[Saved entries]
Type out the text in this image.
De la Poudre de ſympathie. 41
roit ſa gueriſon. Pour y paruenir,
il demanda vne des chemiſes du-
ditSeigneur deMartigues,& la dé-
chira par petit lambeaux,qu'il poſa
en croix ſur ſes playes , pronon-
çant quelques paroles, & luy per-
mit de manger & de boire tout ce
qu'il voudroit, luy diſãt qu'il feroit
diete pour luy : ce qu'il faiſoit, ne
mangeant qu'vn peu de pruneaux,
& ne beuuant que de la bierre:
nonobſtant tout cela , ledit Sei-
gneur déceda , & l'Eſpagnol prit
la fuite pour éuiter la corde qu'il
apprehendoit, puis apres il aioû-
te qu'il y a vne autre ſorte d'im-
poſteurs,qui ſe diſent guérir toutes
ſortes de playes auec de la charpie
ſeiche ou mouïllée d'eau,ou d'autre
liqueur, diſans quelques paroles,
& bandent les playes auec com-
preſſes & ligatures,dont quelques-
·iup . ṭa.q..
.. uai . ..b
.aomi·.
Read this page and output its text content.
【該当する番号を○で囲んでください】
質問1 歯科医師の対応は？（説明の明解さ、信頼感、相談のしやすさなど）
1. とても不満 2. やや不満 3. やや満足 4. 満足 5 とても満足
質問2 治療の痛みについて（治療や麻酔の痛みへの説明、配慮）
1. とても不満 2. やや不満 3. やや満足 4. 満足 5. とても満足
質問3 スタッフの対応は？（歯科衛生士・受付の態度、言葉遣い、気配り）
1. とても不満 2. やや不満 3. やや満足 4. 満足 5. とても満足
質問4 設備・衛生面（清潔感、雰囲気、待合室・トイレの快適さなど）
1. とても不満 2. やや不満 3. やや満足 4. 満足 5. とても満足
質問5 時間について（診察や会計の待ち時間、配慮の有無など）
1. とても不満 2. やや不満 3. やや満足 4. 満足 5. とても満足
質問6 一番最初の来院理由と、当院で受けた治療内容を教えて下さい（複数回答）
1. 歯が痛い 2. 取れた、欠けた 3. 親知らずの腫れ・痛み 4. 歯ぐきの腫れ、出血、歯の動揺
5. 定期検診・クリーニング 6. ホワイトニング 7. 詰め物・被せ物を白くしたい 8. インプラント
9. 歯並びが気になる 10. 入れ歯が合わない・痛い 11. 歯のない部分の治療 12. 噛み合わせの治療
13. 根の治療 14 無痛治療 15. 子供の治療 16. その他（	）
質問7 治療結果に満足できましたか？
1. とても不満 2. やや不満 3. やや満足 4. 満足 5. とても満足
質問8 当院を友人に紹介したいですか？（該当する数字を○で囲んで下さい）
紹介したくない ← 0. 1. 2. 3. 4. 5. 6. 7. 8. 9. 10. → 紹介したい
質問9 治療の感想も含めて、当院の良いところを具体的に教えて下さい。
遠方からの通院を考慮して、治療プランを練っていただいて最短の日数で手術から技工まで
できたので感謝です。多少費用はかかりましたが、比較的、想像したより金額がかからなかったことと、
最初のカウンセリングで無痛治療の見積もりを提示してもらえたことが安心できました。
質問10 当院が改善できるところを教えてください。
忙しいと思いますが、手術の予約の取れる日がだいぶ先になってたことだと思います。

SHORT PROBLEM
Please restate the records in full, word for word.

COMPLETE RESPONSE
Type out the text in this image.
De la Poudre de ſympathie. 41
roit ſa gueriſon. Pour y paruenir,
il demanda vne des chemiſes du-
ditSeigneur deMartigues,& la dé-
chira par petit lambeaux,qu'il poſa
en croix ſur ſes playes , pronon-
çant quelques paroles, & luy per-
mit de manger & de boire tout ce
qu'il voudroit, luy diſãt qu'il feroit
diete pour luy : ce qu'il faiſoit, ne
mangeant qu'vn peu de pruneaux,
& ne beuuant que de la bierre:
nonobſtant tout cela , ledit Sei-
gneur déceda , & l'Eſpagnol prit
la fuite pour éuiter la corde qu'il
apprehendoit, puis apres il aioû-
te qu'il y a vne autre ſorte d'im-
poſteurs,qui ſe diſent guérir toutes
ſortes de playes auec de la charpie
ſeiche ou mouïllée d'eau,ou d'autre
liqueur, diſans quelques paroles,
& bandent les playes auec com-
preſſes & ligatures,dont quelques-
·iup . ṭa.q..
.. uai . ..b
.aomi·.
Read this page and output its text content.
【該当する番号を○で囲んでください】
質問1 歯科医師の対応は？（説明の明解さ、信頼感、相談のしやすさなど）
1. とても不満 2. やや不満 3. やや満足 4. 満足 5 とても満足
質問2 治療の痛みについて（治療や麻酔の痛みへの説明、配慮）
1. とても不満 2. やや不満 3. やや満足 4. 満足 5. とても満足
質問3 スタッフの対応は？（歯科衛生士・受付の態度、言葉遣い、気配り）
1. とても不満 2. やや不満 3. やや満足 4. 満足 5. とても満足
質問4 設備・衛生面（清潔感、雰囲気、待合室・トイレの快適さなど）
1. とても不満 2. やや不満 3. やや満足 4. 満足 5. とても満足
質問5 時間について（診察や会計の待ち時間、配慮の有無など）
1. とても不満 2. やや不満 3. やや満足 4. 満足 5. とても満足
質問6 一番最初の来院理由と、当院で受けた治療内容を教えて下さい（複数回答）
1. 歯が痛い 2. 取れた、欠けた 3. 親知らずの腫れ・痛み 4. 歯ぐきの腫れ、出血、歯の動揺
5. 定期検診・クリーニング 6. ホワイトニング 7. 詰め物・被せ物を白くしたい 8. インプラント
9. 歯並びが気になる 10. 入れ歯が合わない・痛い 11. 歯のない部分の治療 12. 噛み合わせの治療
13. 根の治療 14 無痛治療 15. 子供の治療 16. その他（	）
質問7 治療結果に満足できましたか？
1. とても不満 2. やや不満 3. やや満足 4. 満足 5. とても満足
質問8 当院を友人に紹介したいですか？（該当する数字を○で囲んで下さい）
紹介したくない ← 0. 1. 2. 3. 4. 5. 6. 7. 8. 9. 10. → 紹介したい
質問9 治療の感想も含めて、当院の良いところを具体的に教えて下さい。
遠方からの通院を考慮して、治療プランを練っていただいて最短の日数で手術から技工まで
できたので感謝です。多少費用はかかりましたが、比較的、想像したより金額がかからなかったことと、
最初のカウンセリングで無痛治療の見積もりを提示してもらえたことが安心できました。
質問10 当院が改善できるところを教えてください。
忙しいと思いますが、手術の予約の取れる日がだいぶ先になってたことだと思います。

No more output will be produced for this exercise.